Work required: Retype the whole listing verbatim and keep the pictures out of it.

Data for this exercise:
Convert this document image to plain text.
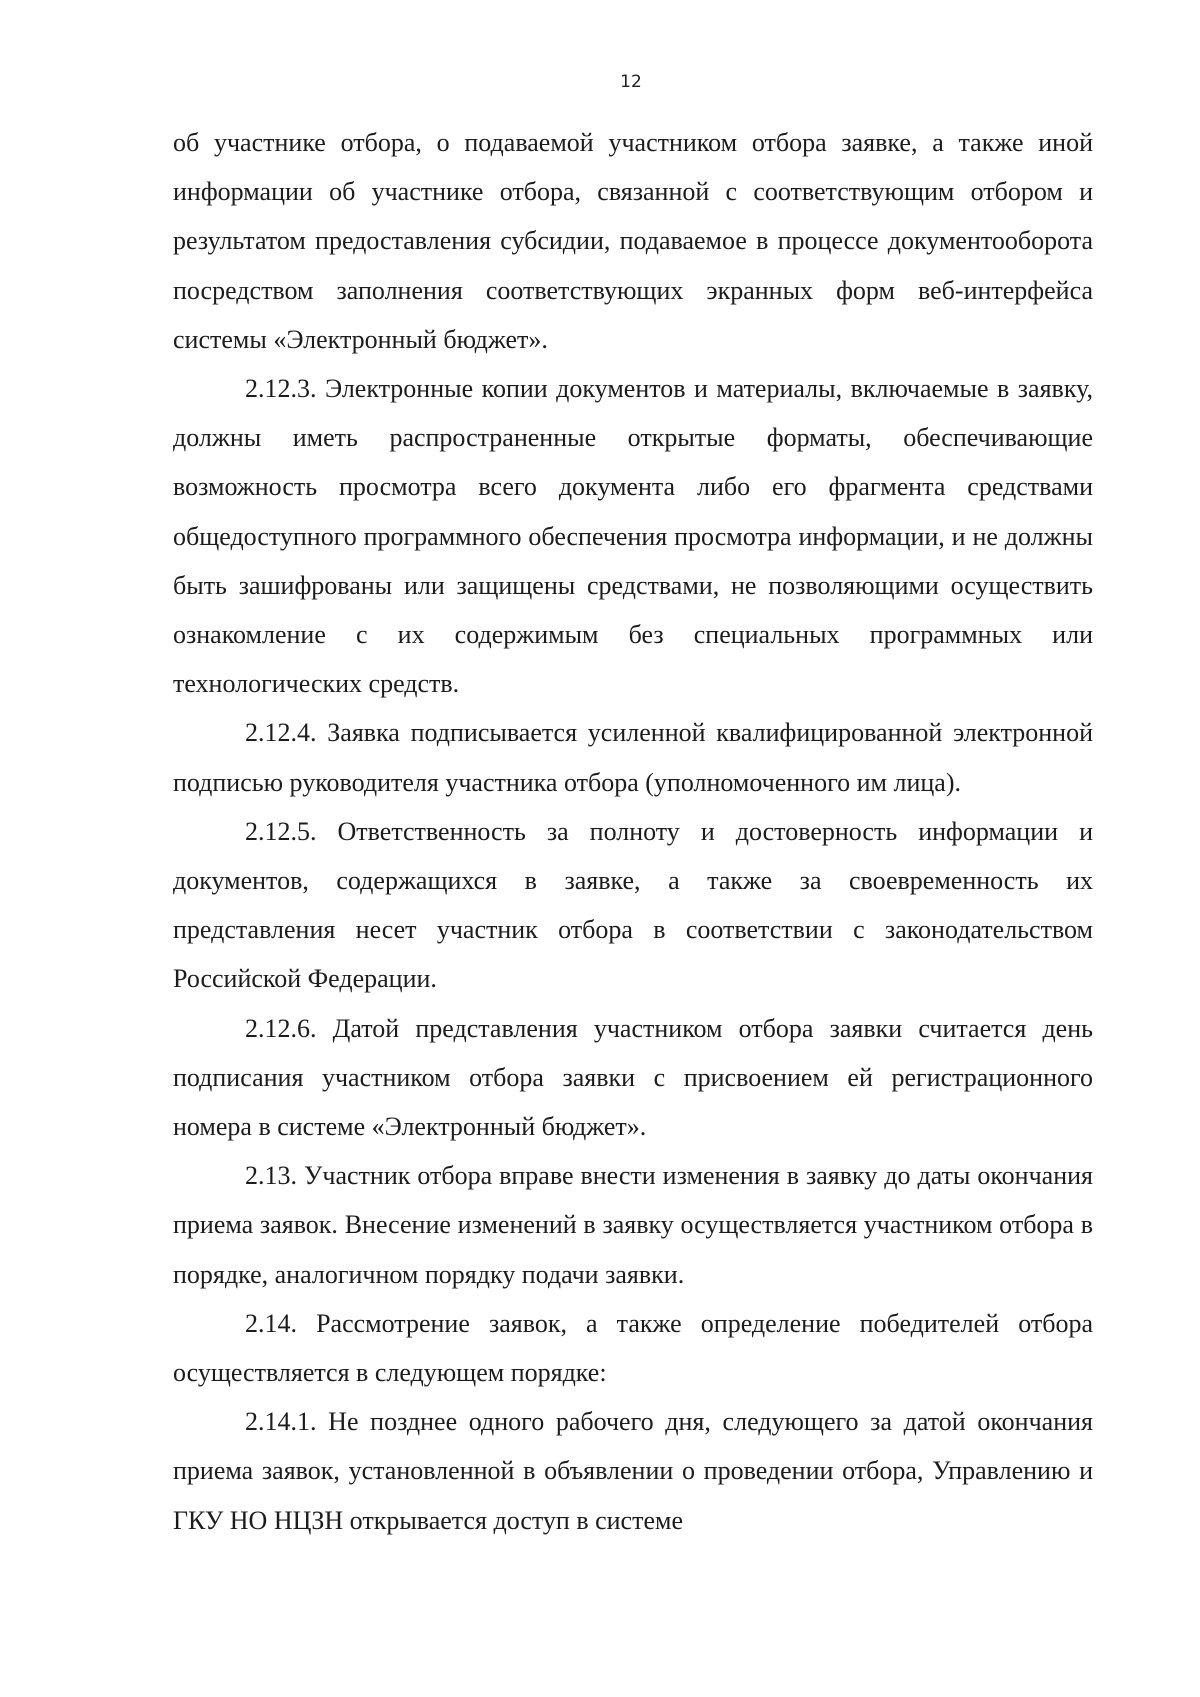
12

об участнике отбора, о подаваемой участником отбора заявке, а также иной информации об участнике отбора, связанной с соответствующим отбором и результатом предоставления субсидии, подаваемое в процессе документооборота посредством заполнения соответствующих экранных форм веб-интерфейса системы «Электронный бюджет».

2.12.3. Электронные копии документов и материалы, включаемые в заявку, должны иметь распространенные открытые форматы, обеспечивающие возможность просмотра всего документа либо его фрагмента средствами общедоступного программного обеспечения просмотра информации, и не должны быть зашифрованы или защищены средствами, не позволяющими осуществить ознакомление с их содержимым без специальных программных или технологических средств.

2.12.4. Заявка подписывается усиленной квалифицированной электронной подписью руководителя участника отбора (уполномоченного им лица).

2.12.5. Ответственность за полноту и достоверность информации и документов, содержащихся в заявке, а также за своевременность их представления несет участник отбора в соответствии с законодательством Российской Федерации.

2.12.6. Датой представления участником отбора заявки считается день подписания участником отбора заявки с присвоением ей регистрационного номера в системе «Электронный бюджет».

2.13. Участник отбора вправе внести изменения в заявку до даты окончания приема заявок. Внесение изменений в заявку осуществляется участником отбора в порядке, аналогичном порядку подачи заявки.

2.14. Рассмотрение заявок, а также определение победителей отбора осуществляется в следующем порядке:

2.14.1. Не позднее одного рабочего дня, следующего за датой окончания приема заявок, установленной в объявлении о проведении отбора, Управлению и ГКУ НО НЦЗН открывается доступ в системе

Task result:
Convert this document image to plain text.
12

об участнике отбора, о подаваемой участником отбора заявке, а также иной информации об участнике отбора, связанной с соответствующим отбором и результатом предоставления субсидии, подаваемое в процессе документооборота посредством заполнения соответствующих экранных форм веб-интерфейса системы «Электронный бюджет».

2.12.3. Электронные копии документов и материалы, включаемые в заявку, должны иметь распространенные открытые форматы, обеспечивающие возможность просмотра всего документа либо его фрагмента средствами общедоступного программного обеспечения просмотра информации, и не должны быть зашифрованы или защищены средствами, не позволяющими осуществить ознакомление с их содержимым без специальных программных или технологических средств.

2.12.4. Заявка подписывается усиленной квалифицированной электронной подписью руководителя участника отбора (уполномоченного им лица).

2.12.5. Ответственность за полноту и достоверность информации и документов, содержащихся в заявке, а также за своевременность их представления несет участник отбора в соответствии с законодательством Российской Федерации.

2.12.6. Датой представления участником отбора заявки считается день подписания участником отбора заявки с присвоением ей регистрационного номера в системе «Электронный бюджет».

2.13. Участник отбора вправе внести изменения в заявку до даты окончания приема заявок. Внесение изменений в заявку осуществляется участником отбора в порядке, аналогичном порядку подачи заявки.

2.14. Рассмотрение заявок, а также определение победителей отбора осуществляется в следующем порядке:

2.14.1. Не позднее одного рабочего дня, следующего за датой окончания приема заявок, установленной в объявлении о проведении отбора, Управлению и ГКУ НО НЦЗН открывается доступ в системе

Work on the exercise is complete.